— Apply what you read —
• a. Name every header field shown in the sample 429 Too Many Requests response in the rate-limit text.
• b. Reproduce everything in the rate-limit text from "import time" down to "time.sleep(min(retry_after, 300))".

Every response (success and 429) includes the standard X-RateLimit-* headers so you can pace your client without hammering and backing off:

HTTP/1.1 200 OK
X-RateLimit-Limit: 60
X-RateLimit-Remaining: 47
X-RateLimit-Reset: 2387
Cache-Control: public, max-age=300
  • X-RateLimit-Limit — your current bucket's max (depends on tier).
  • X-RateLimit-Remaining — calls left in this bucket.
  • X-RateLimit-Reset — seconds until the bucket resets.

When the bucket is empty, you get a 429 Too Many Requests:

HTTP/1.1 429 Too Many Requests
Retry-After: 2387
X-RateLimit-Limit: 60
X-RateLimit-Remaining: 0
X-RateLimit-Reset: 2387
Content-Type: application/json

{
  "statusCode": 429,
  "error": "Too Many Requests",
  "message": "Rate limit exceeded, retry in 2387 seconds"
}

The Retry-After header is in seconds — your client should respect it rather than retrying immediately.

Retry strategy

For 429 responses:

import time
import requests

def get_with_retry(url, headers, max_attempts=3):
    for attempt in range(max_attempts):
        r = requests.get(url, headers=headers, timeout=10)
        if r.status_code == 429:
            retry_after = int(r.headers.get("Retry-After", "60"))
            # Cap the wait to something reasonable for interactive use
            time.sleep(min(retry_after, 300))

— Information supplied —
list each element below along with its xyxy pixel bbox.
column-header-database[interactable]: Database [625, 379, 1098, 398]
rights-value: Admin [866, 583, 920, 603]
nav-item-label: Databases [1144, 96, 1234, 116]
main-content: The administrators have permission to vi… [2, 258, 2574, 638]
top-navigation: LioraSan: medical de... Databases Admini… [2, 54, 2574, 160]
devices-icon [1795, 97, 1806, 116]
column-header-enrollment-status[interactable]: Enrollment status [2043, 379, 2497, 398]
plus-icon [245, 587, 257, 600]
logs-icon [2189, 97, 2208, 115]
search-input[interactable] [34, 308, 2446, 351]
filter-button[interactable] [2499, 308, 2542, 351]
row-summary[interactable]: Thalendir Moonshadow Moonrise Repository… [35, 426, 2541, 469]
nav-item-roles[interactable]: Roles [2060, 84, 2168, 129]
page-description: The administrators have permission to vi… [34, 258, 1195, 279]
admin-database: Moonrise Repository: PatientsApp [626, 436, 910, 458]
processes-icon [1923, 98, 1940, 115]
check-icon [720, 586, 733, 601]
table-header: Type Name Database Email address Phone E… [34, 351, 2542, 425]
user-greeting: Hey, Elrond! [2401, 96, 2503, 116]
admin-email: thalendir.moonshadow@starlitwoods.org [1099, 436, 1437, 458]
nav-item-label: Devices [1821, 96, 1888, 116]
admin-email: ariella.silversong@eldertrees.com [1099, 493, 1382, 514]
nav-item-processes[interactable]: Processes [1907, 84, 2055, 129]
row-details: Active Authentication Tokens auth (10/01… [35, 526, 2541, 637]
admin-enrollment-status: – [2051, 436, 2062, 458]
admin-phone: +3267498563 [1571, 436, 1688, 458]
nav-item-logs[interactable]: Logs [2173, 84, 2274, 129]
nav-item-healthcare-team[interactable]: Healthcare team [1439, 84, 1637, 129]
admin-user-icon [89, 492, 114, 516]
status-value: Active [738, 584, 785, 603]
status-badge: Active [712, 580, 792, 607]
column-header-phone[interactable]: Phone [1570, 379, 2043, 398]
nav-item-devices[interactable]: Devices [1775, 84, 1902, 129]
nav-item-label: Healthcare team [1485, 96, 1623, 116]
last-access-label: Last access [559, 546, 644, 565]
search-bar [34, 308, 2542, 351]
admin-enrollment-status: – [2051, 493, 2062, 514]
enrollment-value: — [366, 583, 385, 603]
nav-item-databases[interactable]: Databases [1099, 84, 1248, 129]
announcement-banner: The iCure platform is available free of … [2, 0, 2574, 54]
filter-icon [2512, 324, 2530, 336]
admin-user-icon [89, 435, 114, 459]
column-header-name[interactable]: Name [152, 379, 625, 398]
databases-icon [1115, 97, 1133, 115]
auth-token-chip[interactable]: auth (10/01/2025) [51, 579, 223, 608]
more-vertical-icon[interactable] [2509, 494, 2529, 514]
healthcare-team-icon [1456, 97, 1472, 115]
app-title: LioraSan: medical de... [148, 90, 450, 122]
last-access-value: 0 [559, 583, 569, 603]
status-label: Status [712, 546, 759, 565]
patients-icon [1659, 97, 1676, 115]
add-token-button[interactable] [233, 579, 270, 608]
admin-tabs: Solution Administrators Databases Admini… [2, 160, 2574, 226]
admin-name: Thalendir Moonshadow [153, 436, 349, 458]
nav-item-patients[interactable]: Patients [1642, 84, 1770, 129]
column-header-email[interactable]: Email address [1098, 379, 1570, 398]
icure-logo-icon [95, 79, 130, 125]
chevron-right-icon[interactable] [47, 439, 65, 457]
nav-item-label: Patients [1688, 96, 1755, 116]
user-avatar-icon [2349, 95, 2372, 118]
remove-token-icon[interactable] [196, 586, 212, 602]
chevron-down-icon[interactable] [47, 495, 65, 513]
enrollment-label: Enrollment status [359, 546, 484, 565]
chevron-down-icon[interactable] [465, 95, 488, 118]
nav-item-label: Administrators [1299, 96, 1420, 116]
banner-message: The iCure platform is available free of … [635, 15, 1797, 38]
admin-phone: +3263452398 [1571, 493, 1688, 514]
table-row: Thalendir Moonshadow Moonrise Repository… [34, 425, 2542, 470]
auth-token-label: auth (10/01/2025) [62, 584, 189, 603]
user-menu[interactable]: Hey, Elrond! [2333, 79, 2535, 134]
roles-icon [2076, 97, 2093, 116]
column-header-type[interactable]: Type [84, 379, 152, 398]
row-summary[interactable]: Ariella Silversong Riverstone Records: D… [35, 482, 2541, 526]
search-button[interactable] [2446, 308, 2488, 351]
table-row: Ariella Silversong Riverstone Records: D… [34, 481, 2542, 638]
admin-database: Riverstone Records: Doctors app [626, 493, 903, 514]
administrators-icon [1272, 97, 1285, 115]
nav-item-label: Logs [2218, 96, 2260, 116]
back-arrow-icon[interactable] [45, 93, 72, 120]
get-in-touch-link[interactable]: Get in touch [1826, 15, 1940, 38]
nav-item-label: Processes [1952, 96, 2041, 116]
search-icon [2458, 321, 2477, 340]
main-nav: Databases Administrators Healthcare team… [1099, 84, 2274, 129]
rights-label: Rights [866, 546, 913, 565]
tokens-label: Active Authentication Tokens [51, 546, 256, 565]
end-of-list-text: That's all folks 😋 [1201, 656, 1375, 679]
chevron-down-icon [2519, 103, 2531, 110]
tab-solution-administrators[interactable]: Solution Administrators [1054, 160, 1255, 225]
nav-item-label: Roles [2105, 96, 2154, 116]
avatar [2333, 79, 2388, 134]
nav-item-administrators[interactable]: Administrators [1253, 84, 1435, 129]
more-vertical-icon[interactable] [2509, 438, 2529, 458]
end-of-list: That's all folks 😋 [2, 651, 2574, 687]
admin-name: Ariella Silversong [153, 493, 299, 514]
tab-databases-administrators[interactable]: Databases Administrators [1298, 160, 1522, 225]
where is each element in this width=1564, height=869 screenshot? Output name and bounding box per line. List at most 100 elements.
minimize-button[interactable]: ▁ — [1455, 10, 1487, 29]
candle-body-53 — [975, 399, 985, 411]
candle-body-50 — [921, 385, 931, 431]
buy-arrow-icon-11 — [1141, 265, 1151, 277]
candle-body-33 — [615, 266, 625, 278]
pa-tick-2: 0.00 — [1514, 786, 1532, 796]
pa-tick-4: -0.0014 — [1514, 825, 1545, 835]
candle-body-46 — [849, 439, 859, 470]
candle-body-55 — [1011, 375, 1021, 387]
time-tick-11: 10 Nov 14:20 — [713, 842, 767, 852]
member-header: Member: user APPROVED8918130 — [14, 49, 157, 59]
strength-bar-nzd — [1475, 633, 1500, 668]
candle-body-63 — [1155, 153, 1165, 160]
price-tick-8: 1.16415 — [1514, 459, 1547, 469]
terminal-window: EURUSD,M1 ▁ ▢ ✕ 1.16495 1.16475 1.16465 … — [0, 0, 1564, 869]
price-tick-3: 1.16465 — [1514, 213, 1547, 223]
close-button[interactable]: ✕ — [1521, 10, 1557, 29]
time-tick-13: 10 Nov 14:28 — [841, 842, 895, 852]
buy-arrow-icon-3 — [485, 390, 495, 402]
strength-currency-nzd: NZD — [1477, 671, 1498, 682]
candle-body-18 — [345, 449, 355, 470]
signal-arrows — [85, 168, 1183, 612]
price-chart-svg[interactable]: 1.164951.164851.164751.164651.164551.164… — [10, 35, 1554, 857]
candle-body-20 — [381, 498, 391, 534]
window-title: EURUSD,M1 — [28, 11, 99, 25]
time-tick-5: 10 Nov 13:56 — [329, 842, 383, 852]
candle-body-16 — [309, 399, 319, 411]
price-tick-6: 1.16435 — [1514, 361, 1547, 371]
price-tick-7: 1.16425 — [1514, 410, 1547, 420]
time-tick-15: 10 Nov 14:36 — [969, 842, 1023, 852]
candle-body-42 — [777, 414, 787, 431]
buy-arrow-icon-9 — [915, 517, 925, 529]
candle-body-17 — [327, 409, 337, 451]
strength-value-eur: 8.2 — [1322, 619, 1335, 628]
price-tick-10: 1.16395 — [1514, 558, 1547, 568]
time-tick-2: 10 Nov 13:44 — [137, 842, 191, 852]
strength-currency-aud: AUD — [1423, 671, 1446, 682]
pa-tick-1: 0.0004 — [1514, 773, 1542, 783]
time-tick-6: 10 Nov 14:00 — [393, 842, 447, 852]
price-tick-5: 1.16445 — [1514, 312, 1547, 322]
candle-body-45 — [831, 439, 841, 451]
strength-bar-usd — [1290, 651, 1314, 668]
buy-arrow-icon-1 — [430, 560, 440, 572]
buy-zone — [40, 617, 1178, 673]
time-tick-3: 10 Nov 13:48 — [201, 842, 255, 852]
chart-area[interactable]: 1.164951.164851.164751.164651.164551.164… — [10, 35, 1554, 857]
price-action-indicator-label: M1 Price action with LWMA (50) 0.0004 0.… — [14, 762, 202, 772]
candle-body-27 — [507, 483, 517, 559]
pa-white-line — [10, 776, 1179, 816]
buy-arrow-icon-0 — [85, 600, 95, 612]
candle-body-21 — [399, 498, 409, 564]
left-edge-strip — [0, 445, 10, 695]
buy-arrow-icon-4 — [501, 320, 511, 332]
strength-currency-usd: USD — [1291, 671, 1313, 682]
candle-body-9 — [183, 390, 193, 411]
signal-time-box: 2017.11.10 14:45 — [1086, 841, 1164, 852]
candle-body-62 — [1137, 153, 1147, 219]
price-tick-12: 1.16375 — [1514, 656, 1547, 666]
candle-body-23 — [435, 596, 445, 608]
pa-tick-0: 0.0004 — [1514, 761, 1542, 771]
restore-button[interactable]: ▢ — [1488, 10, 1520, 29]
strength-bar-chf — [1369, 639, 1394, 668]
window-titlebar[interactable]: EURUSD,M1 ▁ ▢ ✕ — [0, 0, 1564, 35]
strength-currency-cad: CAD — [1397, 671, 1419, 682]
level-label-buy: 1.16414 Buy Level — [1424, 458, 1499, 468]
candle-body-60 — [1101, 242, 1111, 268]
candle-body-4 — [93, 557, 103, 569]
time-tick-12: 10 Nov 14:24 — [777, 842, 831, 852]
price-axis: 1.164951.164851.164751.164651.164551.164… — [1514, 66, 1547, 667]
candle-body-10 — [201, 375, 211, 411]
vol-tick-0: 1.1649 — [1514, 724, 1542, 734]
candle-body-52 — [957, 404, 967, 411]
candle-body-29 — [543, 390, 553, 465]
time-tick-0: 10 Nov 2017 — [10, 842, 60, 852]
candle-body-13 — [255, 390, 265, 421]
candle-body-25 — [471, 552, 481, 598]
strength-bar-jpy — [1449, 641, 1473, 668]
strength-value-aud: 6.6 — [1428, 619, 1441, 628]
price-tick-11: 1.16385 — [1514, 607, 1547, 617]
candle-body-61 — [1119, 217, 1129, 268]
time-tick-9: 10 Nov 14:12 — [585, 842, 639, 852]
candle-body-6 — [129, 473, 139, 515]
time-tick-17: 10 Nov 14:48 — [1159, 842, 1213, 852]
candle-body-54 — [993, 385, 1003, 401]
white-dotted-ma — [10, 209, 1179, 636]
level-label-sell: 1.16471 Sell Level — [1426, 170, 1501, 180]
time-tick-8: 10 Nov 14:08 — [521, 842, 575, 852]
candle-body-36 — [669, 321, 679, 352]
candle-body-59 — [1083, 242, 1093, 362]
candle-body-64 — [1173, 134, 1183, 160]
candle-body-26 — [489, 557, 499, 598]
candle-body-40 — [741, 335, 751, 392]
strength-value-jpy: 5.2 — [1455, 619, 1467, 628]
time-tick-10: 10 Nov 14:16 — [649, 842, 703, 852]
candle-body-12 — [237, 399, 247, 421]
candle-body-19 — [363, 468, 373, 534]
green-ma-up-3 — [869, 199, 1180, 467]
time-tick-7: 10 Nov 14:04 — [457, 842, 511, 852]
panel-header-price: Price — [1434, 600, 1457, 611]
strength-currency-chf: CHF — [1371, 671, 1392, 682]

— Responses to the tasks —
• a. Retry-After, X-RateLimit-Limit, X-RateLimit-Remaining, X-RateLimit-Reset, Content-Type

• b.
import time
import requests

def get_with_retry(url, headers, max_attempts=3):
    for attempt in range(max_attempts):
        r = requests.get(url, headers=headers, timeout=10)
        if r.status_code == 429:
            retry_after = int(r.headers.get("Retry-After", "60"))
            # Cap the wait to something reasonable for interactive use
            time.sleep(min(retry_after, 300))